_Requirements_
Report how many lines include the word "России", and nothing besides that number.

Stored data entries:
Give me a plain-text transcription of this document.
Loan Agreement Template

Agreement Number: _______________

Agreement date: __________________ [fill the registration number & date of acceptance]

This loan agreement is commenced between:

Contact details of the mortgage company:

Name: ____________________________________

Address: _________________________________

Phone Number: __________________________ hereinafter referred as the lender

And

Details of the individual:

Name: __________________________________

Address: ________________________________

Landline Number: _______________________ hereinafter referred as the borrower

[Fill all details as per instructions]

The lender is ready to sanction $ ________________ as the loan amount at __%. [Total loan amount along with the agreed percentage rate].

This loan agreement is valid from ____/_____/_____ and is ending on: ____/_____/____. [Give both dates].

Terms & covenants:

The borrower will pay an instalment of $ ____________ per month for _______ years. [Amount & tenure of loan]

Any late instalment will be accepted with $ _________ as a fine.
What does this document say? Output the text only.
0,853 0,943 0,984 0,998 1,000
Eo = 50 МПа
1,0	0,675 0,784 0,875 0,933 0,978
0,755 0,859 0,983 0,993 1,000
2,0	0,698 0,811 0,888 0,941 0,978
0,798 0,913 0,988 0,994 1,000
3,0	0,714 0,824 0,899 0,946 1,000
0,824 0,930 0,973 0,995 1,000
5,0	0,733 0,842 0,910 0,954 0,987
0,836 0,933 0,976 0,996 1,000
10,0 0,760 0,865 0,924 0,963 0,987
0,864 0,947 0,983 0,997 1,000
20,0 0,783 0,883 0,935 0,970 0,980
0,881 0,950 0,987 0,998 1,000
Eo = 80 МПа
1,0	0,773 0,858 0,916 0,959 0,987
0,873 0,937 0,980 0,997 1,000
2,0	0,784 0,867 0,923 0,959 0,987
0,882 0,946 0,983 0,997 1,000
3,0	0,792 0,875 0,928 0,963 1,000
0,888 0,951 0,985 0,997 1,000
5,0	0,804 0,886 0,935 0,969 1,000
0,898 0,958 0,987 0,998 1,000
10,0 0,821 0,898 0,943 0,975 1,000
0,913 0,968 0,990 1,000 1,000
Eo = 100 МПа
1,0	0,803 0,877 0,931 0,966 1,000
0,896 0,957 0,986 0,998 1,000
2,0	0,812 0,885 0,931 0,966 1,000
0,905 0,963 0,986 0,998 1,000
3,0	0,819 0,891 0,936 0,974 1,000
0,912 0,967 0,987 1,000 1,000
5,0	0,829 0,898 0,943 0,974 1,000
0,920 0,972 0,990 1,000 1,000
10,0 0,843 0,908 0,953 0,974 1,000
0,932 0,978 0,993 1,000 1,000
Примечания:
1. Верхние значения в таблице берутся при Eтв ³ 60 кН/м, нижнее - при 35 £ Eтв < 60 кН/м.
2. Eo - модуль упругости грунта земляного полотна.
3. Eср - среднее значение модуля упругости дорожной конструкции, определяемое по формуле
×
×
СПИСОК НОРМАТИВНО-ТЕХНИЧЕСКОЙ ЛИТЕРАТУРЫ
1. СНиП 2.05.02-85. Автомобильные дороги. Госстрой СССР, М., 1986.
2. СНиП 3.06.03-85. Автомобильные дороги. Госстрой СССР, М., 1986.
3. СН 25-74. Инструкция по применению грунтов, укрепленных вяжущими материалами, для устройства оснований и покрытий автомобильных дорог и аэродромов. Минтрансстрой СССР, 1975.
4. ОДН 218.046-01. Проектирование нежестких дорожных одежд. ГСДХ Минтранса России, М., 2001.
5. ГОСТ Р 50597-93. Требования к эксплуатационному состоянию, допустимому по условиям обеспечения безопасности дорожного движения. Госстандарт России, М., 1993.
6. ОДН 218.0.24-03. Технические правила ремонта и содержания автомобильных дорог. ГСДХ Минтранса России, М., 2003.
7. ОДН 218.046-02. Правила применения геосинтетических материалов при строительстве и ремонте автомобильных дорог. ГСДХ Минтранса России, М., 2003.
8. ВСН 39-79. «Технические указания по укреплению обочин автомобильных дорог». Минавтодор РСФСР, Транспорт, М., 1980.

_Expected answer_
4